• Exercise
The records below are to be quoted in full; please keep every word exact.

• Records to process
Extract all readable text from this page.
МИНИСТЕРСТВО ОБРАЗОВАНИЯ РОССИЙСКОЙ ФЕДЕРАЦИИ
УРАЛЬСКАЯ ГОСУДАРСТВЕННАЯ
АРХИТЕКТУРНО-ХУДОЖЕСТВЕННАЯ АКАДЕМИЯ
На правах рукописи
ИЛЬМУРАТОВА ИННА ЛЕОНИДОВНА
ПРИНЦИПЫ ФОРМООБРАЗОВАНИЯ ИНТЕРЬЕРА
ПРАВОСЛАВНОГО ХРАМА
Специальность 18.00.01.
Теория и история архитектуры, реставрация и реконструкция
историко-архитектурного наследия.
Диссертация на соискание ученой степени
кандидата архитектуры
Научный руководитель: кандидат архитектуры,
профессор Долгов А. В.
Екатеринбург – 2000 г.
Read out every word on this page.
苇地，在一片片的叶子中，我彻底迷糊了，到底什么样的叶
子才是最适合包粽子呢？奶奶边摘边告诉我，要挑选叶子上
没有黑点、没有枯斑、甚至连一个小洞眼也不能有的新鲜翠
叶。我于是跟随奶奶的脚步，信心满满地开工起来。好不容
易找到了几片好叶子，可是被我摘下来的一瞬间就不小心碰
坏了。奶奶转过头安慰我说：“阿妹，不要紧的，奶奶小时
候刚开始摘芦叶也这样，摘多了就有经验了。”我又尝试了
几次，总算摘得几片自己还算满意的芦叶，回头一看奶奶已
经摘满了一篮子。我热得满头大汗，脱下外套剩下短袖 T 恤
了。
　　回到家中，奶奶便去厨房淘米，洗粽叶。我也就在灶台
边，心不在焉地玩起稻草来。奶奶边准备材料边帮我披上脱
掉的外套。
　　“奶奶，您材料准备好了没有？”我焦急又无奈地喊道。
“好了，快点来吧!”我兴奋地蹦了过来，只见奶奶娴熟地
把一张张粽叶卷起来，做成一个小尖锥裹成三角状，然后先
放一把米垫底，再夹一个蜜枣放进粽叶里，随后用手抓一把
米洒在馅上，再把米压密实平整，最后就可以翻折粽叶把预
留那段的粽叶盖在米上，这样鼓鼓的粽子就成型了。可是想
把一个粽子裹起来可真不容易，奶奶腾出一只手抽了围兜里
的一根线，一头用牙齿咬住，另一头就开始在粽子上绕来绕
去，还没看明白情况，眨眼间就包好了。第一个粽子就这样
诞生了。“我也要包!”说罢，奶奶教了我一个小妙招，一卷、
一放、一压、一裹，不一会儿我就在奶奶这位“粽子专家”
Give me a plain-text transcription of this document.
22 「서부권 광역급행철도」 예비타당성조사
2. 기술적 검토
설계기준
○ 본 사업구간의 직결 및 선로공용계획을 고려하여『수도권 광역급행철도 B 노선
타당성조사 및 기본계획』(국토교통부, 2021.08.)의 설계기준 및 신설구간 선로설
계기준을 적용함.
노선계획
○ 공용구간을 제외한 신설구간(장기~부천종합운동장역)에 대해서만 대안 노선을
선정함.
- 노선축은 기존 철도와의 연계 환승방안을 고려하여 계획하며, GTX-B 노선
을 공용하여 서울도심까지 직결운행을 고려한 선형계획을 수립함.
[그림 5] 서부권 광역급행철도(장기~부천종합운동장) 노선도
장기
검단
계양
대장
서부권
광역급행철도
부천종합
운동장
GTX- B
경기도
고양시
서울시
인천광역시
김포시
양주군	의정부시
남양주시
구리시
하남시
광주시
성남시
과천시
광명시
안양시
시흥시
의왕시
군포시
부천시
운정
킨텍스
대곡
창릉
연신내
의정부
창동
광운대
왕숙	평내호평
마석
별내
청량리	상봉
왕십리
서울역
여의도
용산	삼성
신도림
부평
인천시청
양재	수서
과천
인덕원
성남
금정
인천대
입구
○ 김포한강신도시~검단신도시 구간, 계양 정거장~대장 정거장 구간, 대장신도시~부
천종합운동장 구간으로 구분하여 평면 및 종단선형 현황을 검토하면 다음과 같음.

• Output
Extract all readable text from this page.
МИНИСТЕРСТВО ОБРАЗОВАНИЯ РОССИЙСКОЙ ФЕДЕРАЦИИ
УРАЛЬСКАЯ ГОСУДАРСТВЕННАЯ
АРХИТЕКТУРНО-ХУДОЖЕСТВЕННАЯ АКАДЕМИЯ
На правах рукописи
ИЛЬМУРАТОВА ИННА ЛЕОНИДОВНА
ПРИНЦИПЫ ФОРМООБРАЗОВАНИЯ ИНТЕРЬЕРА
ПРАВОСЛАВНОГО ХРАМА
Специальность 18.00.01.
Теория и история архитектуры, реставрация и реконструкция
историко-архитектурного наследия.
Диссертация на соискание ученой степени
кандидата архитектуры
Научный руководитель: кандидат архитектуры,
профессор Долгов А. В.
Екатеринбург – 2000 г.
Read out every word on this page.
苇地，在一片片的叶子中，我彻底迷糊了，到底什么样的叶
子才是最适合包粽子呢？奶奶边摘边告诉我，要挑选叶子上
没有黑点、没有枯斑、甚至连一个小洞眼也不能有的新鲜翠
叶。我于是跟随奶奶的脚步，信心满满地开工起来。好不容
易找到了几片好叶子，可是被我摘下来的一瞬间就不小心碰
坏了。奶奶转过头安慰我说：“阿妹，不要紧的，奶奶小时
候刚开始摘芦叶也这样，摘多了就有经验了。”我又尝试了
几次，总算摘得几片自己还算满意的芦叶，回头一看奶奶已
经摘满了一篮子。我热得满头大汗，脱下外套剩下短袖 T 恤
了。
　　回到家中，奶奶便去厨房淘米，洗粽叶。我也就在灶台
边，心不在焉地玩起稻草来。奶奶边准备材料边帮我披上脱
掉的外套。
　　“奶奶，您材料准备好了没有？”我焦急又无奈地喊道。
“好了，快点来吧!”我兴奋地蹦了过来，只见奶奶娴熟地
把一张张粽叶卷起来，做成一个小尖锥裹成三角状，然后先
放一把米垫底，再夹一个蜜枣放进粽叶里，随后用手抓一把
米洒在馅上，再把米压密实平整，最后就可以翻折粽叶把预
留那段的粽叶盖在米上，这样鼓鼓的粽子就成型了。可是想
把一个粽子裹起来可真不容易，奶奶腾出一只手抽了围兜里
的一根线，一头用牙齿咬住，另一头就开始在粽子上绕来绕
去，还没看明白情况，眨眼间就包好了。第一个粽子就这样
诞生了。“我也要包!”说罢，奶奶教了我一个小妙招，一卷、
一放、一压、一裹，不一会儿我就在奶奶这位“粽子专家”
Give me a plain-text transcription of this document.
22 「서부권 광역급행철도」 예비타당성조사
2. 기술적 검토
설계기준
○ 본 사업구간의 직결 및 선로공용계획을 고려하여『수도권 광역급행철도 B 노선
타당성조사 및 기본계획』(국토교통부, 2021.08.)의 설계기준 및 신설구간 선로설
계기준을 적용함.
노선계획
○ 공용구간을 제외한 신설구간(장기~부천종합운동장역)에 대해서만 대안 노선을
선정함.
- 노선축은 기존 철도와의 연계 환승방안을 고려하여 계획하며, GTX-B 노선
을 공용하여 서울도심까지 직결운행을 고려한 선형계획을 수립함.
[그림 5] 서부권 광역급행철도(장기~부천종합운동장) 노선도
장기
검단
계양
대장
서부권
광역급행철도
부천종합
운동장
GTX- B
경기도
고양시
서울시
인천광역시
김포시
양주군	의정부시
남양주시
구리시
하남시
광주시
성남시
과천시
광명시
안양시
시흥시
의왕시
군포시
부천시
운정
킨텍스
대곡
창릉
연신내
의정부
창동
광운대
왕숙	평내호평
마석
별내
청량리	상봉
왕십리
서울역
여의도
용산	삼성
신도림
부평
인천시청
양재	수서
과천
인덕원
성남
금정
인천대
입구
○ 김포한강신도시~검단신도시 구간, 계양 정거장~대장 정거장 구간, 대장신도시~부
천종합운동장 구간으로 구분하여 평면 및 종단선형 현황을 검토하면 다음과 같음.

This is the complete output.